begin RECORDS FOR THIS EXERCISE
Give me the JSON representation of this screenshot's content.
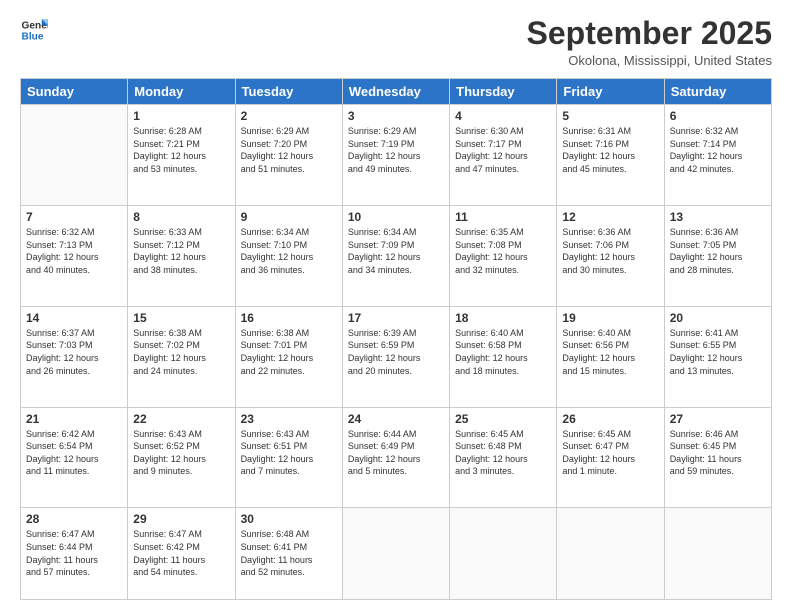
{
  "logo": {
    "line1": "General",
    "line2": "Blue"
  },
  "title": "September 2025",
  "location": "Okolona, Mississippi, United States",
  "days_of_week": [
    "Sunday",
    "Monday",
    "Tuesday",
    "Wednesday",
    "Thursday",
    "Friday",
    "Saturday"
  ],
  "weeks": [
    [
      {
        "day": "",
        "info": ""
      },
      {
        "day": "1",
        "info": "Sunrise: 6:28 AM\nSunset: 7:21 PM\nDaylight: 12 hours\nand 53 minutes."
      },
      {
        "day": "2",
        "info": "Sunrise: 6:29 AM\nSunset: 7:20 PM\nDaylight: 12 hours\nand 51 minutes."
      },
      {
        "day": "3",
        "info": "Sunrise: 6:29 AM\nSunset: 7:19 PM\nDaylight: 12 hours\nand 49 minutes."
      },
      {
        "day": "4",
        "info": "Sunrise: 6:30 AM\nSunset: 7:17 PM\nDaylight: 12 hours\nand 47 minutes."
      },
      {
        "day": "5",
        "info": "Sunrise: 6:31 AM\nSunset: 7:16 PM\nDaylight: 12 hours\nand 45 minutes."
      },
      {
        "day": "6",
        "info": "Sunrise: 6:32 AM\nSunset: 7:14 PM\nDaylight: 12 hours\nand 42 minutes."
      }
    ],
    [
      {
        "day": "7",
        "info": "Sunrise: 6:32 AM\nSunset: 7:13 PM\nDaylight: 12 hours\nand 40 minutes."
      },
      {
        "day": "8",
        "info": "Sunrise: 6:33 AM\nSunset: 7:12 PM\nDaylight: 12 hours\nand 38 minutes."
      },
      {
        "day": "9",
        "info": "Sunrise: 6:34 AM\nSunset: 7:10 PM\nDaylight: 12 hours\nand 36 minutes."
      },
      {
        "day": "10",
        "info": "Sunrise: 6:34 AM\nSunset: 7:09 PM\nDaylight: 12 hours\nand 34 minutes."
      },
      {
        "day": "11",
        "info": "Sunrise: 6:35 AM\nSunset: 7:08 PM\nDaylight: 12 hours\nand 32 minutes."
      },
      {
        "day": "12",
        "info": "Sunrise: 6:36 AM\nSunset: 7:06 PM\nDaylight: 12 hours\nand 30 minutes."
      },
      {
        "day": "13",
        "info": "Sunrise: 6:36 AM\nSunset: 7:05 PM\nDaylight: 12 hours\nand 28 minutes."
      }
    ],
    [
      {
        "day": "14",
        "info": "Sunrise: 6:37 AM\nSunset: 7:03 PM\nDaylight: 12 hours\nand 26 minutes."
      },
      {
        "day": "15",
        "info": "Sunrise: 6:38 AM\nSunset: 7:02 PM\nDaylight: 12 hours\nand 24 minutes."
      },
      {
        "day": "16",
        "info": "Sunrise: 6:38 AM\nSunset: 7:01 PM\nDaylight: 12 hours\nand 22 minutes."
      },
      {
        "day": "17",
        "info": "Sunrise: 6:39 AM\nSunset: 6:59 PM\nDaylight: 12 hours\nand 20 minutes."
      },
      {
        "day": "18",
        "info": "Sunrise: 6:40 AM\nSunset: 6:58 PM\nDaylight: 12 hours\nand 18 minutes."
      },
      {
        "day": "19",
        "info": "Sunrise: 6:40 AM\nSunset: 6:56 PM\nDaylight: 12 hours\nand 15 minutes."
      },
      {
        "day": "20",
        "info": "Sunrise: 6:41 AM\nSunset: 6:55 PM\nDaylight: 12 hours\nand 13 minutes."
      }
    ],
    [
      {
        "day": "21",
        "info": "Sunrise: 6:42 AM\nSunset: 6:54 PM\nDaylight: 12 hours\nand 11 minutes."
      },
      {
        "day": "22",
        "info": "Sunrise: 6:43 AM\nSunset: 6:52 PM\nDaylight: 12 hours\nand 9 minutes."
      },
      {
        "day": "23",
        "info": "Sunrise: 6:43 AM\nSunset: 6:51 PM\nDaylight: 12 hours\nand 7 minutes."
      },
      {
        "day": "24",
        "info": "Sunrise: 6:44 AM\nSunset: 6:49 PM\nDaylight: 12 hours\nand 5 minutes."
      },
      {
        "day": "25",
        "info": "Sunrise: 6:45 AM\nSunset: 6:48 PM\nDaylight: 12 hours\nand 3 minutes."
      },
      {
        "day": "26",
        "info": "Sunrise: 6:45 AM\nSunset: 6:47 PM\nDaylight: 12 hours\nand 1 minute."
      },
      {
        "day": "27",
        "info": "Sunrise: 6:46 AM\nSunset: 6:45 PM\nDaylight: 11 hours\nand 59 minutes."
      }
    ],
    [
      {
        "day": "28",
        "info": "Sunrise: 6:47 AM\nSunset: 6:44 PM\nDaylight: 11 hours\nand 57 minutes."
      },
      {
        "day": "29",
        "info": "Sunrise: 6:47 AM\nSunset: 6:42 PM\nDaylight: 11 hours\nand 54 minutes."
      },
      {
        "day": "30",
        "info": "Sunrise: 6:48 AM\nSunset: 6:41 PM\nDaylight: 11 hours\nand 52 minutes."
      },
      {
        "day": "",
        "info": ""
      },
      {
        "day": "",
        "info": ""
      },
      {
        "day": "",
        "info": ""
      },
      {
        "day": "",
        "info": ""
      }
    ]
  ]
}
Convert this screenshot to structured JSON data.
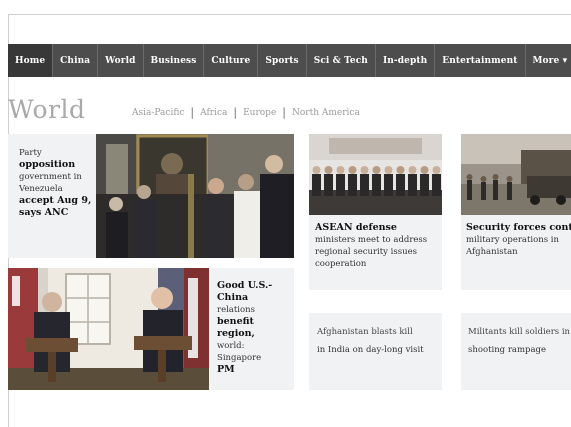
{
  "nav": {
    "items": [
      {
        "label": "Home",
        "active": true
      },
      {
        "label": "China",
        "active": false
      },
      {
        "label": "World",
        "active": false
      },
      {
        "label": "Business",
        "active": false
      },
      {
        "label": "Culture",
        "active": false
      },
      {
        "label": "Sports",
        "active": false
      },
      {
        "label": "Sci & Tech",
        "active": false
      },
      {
        "label": "In-depth",
        "active": false
      },
      {
        "label": "Entertainment",
        "active": false
      },
      {
        "label": "More ▾",
        "active": false
      }
    ]
  },
  "section": {
    "title": "World",
    "subnav": [
      "Asia-Pacific",
      "Africa",
      "Europe",
      "North America"
    ]
  },
  "stories": {
    "lead": {
      "kicker": "Party",
      "headline_bold": "opposition",
      "lines": [
        "government in",
        "Venezuela",
        "accept Aug 9,",
        "says ANC"
      ]
    },
    "asean": {
      "headline": "ASEAN defense",
      "lines": [
        "ministers meet to address",
        "regional security issues",
        "cooperation"
      ]
    },
    "security": {
      "headline": "Security forces continue",
      "lines": [
        "military operations in",
        "Afghanistan"
      ]
    },
    "us_china": {
      "headline_lines": [
        "Good U.S.-",
        "China"
      ],
      "lines": [
        "relations",
        "benefit",
        "region,",
        "world:",
        "Singapore",
        "PM"
      ]
    },
    "brief_left": {
      "lines": [
        "Afghanistan blasts kill",
        "in India on day-long visit"
      ]
    },
    "brief_right": {
      "lines": [
        "Militants kill soldiers in",
        "shooting rampage"
      ]
    }
  }
}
end RECORDS FOR THIS EXERCISE
PROBLEM DETAILS: Copy out all lines that carry the word "kill".

SOLVED EXERCISE:
        "Afghanistan blasts kill",
        "Militants kill soldiers in",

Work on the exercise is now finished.